## Job
Omit the images. Copy each entry word for word.

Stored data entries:

begin

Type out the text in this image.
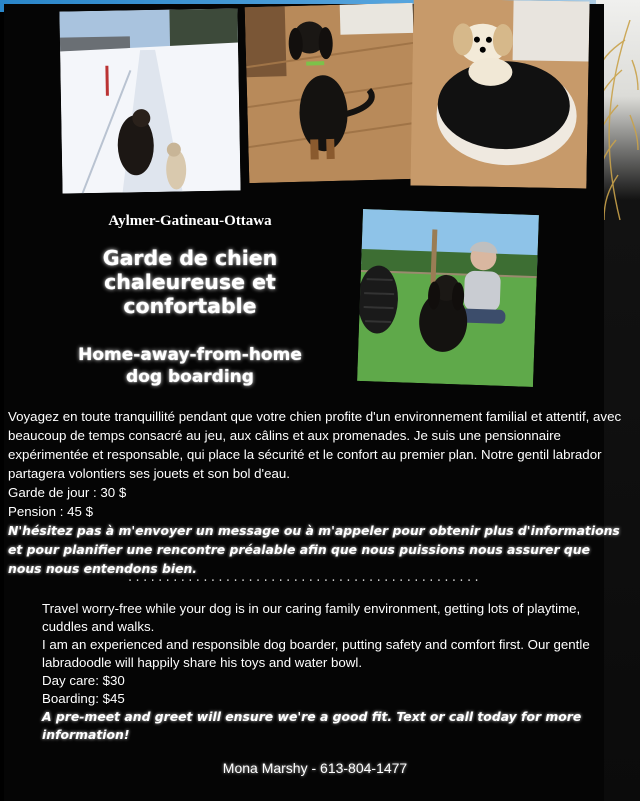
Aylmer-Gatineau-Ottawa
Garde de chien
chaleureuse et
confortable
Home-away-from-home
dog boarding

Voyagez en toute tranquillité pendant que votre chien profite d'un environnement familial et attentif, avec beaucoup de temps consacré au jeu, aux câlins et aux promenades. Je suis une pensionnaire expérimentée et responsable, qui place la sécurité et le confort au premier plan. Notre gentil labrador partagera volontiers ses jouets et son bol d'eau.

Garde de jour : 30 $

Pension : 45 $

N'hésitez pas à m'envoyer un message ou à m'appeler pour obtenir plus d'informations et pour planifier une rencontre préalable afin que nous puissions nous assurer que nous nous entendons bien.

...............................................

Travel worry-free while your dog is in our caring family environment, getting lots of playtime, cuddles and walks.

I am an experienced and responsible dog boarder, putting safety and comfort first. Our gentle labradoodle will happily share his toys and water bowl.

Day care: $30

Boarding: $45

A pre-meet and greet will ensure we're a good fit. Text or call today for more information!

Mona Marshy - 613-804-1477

end

## Finished task
Type out the text in this image.
Aylmer-Gatineau-Ottawa
Garde de chien
chaleureuse et
confortable
Home-away-from-home
dog boarding

Voyagez en toute tranquillité pendant que votre chien profite d'un environnement familial et attentif, avec beaucoup de temps consacré au jeu, aux câlins et aux promenades. Je suis une pensionnaire expérimentée et responsable, qui place la sécurité et le confort au premier plan. Notre gentil labrador partagera volontiers ses jouets et son bol d'eau.

Garde de jour : 30 $

Pension : 45 $

N'hésitez pas à m'envoyer un message ou à m'appeler pour obtenir plus d'informations et pour planifier une rencontre préalable afin que nous puissions nous assurer que nous nous entendons bien.

...............................................

Travel worry-free while your dog is in our caring family environment, getting lots of playtime, cuddles and walks.

I am an experienced and responsible dog boarder, putting safety and comfort first. Our gentle labradoodle will happily share his toys and water bowl.

Day care: $30

Boarding: $45

A pre-meet and greet will ensure we're a good fit. Text or call today for more information!

Mona Marshy - 613-804-1477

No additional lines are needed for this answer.